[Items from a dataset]
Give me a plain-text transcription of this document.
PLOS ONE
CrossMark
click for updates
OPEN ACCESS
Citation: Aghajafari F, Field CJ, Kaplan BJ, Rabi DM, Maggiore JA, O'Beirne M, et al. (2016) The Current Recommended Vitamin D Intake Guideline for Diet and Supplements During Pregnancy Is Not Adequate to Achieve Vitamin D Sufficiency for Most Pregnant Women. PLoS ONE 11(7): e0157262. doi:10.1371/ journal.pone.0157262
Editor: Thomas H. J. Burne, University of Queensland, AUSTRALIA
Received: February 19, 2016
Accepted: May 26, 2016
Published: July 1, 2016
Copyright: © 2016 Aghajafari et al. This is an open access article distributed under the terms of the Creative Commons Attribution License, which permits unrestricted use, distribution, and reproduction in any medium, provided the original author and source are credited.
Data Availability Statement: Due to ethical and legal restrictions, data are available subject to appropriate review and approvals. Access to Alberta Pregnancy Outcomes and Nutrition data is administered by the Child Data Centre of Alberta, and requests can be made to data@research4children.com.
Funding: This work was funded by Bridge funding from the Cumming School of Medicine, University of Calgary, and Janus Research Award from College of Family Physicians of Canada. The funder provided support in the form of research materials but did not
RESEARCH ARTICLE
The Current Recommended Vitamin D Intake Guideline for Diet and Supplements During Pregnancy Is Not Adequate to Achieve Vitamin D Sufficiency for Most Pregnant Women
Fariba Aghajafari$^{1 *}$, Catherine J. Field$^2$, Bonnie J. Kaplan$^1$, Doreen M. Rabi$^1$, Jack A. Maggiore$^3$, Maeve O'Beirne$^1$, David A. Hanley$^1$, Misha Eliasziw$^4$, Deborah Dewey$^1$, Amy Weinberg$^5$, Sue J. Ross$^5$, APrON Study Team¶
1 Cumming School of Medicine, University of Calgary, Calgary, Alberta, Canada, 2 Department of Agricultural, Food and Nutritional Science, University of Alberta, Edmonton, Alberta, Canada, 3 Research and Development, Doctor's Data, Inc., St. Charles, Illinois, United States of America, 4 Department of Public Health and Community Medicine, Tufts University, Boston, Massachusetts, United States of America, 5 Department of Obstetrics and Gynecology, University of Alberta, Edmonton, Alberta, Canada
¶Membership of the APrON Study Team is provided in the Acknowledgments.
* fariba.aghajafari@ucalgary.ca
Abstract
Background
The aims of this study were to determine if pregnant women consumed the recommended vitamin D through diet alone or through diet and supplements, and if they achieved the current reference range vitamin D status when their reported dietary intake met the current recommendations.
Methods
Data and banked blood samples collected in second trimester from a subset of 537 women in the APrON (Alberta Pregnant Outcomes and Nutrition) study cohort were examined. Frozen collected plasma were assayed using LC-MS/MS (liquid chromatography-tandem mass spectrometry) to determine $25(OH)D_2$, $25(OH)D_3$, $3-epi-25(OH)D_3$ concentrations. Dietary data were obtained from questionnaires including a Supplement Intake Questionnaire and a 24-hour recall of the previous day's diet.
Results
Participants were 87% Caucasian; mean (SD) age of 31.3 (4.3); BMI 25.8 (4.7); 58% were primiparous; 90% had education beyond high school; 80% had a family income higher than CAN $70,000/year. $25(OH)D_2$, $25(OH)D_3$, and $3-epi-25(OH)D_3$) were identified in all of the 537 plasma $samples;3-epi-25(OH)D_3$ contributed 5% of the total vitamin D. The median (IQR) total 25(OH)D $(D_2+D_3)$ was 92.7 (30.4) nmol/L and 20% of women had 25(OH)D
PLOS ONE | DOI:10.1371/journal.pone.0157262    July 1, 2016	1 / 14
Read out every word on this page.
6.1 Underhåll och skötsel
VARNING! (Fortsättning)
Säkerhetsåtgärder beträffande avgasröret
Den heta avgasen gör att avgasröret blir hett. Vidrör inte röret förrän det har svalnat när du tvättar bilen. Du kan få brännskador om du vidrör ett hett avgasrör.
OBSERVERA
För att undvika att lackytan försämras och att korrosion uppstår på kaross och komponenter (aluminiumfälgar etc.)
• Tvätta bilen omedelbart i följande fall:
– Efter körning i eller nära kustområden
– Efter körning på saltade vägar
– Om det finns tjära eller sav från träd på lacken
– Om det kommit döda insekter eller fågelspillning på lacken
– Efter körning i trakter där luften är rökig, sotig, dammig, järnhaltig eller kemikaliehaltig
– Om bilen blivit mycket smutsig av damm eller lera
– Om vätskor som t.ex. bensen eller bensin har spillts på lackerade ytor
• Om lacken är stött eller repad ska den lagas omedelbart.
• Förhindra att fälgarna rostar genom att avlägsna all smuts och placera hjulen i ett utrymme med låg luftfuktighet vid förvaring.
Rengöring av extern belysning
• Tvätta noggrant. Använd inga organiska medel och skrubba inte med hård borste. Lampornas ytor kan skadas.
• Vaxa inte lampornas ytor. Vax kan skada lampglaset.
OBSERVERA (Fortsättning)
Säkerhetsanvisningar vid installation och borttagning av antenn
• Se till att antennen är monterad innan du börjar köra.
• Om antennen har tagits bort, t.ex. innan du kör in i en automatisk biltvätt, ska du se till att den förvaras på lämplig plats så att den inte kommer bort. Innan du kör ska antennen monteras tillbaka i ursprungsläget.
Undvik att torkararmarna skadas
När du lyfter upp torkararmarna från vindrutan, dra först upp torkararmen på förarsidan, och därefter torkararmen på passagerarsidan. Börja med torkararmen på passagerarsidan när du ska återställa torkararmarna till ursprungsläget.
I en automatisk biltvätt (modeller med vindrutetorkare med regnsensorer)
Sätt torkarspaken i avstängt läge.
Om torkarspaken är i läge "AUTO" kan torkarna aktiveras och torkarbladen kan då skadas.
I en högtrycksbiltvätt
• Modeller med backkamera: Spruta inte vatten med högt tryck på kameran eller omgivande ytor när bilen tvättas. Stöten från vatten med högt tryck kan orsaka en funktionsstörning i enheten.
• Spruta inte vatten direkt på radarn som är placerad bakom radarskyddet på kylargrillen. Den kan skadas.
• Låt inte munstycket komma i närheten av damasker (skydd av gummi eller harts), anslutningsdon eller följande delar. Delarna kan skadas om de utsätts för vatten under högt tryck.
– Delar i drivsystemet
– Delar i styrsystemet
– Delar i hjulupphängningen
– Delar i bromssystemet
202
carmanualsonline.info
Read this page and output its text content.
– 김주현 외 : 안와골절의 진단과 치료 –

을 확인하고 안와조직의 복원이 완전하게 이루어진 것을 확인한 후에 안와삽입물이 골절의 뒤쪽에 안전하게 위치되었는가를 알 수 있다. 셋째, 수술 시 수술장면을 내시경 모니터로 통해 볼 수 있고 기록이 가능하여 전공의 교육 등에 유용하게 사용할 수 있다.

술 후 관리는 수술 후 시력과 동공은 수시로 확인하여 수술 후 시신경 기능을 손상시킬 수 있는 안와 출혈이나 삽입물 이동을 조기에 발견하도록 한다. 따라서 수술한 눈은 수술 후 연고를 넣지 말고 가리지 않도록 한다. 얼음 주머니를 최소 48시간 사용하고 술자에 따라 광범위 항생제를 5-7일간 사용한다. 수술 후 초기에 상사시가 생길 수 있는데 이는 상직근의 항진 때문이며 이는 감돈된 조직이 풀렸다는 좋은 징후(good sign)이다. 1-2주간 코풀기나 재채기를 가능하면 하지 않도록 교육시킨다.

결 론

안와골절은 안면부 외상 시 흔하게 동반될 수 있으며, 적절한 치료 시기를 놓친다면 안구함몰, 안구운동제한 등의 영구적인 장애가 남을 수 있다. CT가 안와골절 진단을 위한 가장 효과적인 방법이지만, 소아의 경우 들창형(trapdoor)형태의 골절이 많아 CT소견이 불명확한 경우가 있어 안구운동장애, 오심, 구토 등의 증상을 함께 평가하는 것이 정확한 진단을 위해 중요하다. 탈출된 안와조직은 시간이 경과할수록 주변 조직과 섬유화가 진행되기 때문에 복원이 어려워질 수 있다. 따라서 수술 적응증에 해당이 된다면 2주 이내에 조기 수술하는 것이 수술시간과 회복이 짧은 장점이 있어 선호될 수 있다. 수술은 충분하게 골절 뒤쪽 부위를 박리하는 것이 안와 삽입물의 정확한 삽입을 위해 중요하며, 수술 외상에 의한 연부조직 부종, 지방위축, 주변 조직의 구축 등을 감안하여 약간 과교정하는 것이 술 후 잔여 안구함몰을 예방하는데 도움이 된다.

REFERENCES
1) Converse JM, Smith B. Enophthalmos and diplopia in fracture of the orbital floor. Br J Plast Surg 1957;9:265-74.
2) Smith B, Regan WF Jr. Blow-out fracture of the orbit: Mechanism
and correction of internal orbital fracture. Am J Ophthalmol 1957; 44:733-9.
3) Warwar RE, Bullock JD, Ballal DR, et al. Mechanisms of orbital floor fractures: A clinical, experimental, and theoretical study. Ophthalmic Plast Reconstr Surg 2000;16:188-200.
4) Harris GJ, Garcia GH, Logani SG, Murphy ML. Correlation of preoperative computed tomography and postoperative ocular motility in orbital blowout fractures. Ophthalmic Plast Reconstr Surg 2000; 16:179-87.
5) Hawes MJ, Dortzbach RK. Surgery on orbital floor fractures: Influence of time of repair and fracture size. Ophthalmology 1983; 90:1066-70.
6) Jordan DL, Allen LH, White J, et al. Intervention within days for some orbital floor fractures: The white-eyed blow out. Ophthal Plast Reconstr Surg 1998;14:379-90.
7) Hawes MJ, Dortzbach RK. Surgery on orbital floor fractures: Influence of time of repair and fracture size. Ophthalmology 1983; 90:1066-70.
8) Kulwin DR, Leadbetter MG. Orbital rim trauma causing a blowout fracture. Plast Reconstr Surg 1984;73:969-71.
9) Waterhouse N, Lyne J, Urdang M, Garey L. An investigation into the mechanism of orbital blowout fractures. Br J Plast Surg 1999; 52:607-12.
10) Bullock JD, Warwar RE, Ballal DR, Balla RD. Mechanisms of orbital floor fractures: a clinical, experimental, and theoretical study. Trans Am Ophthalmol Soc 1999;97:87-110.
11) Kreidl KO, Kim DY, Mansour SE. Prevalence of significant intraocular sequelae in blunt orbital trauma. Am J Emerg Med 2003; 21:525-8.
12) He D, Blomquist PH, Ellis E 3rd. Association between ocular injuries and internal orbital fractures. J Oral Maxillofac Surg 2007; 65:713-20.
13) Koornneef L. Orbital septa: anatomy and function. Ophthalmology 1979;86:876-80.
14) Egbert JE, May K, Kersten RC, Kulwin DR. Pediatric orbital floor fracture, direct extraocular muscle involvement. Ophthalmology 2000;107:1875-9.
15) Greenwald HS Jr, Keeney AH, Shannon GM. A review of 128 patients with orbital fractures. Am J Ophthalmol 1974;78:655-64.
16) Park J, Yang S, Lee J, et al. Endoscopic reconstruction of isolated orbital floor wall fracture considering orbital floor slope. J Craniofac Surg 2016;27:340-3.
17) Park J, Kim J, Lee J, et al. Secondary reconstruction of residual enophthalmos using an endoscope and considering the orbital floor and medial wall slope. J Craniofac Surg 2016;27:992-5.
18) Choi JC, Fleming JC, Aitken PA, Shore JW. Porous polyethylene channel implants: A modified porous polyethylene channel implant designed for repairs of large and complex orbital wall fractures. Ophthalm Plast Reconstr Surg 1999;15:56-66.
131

#### Your goal:
Please tally the lines of the data in which the string "bilen" appears and write only the total.

#### Answer to this problem:
4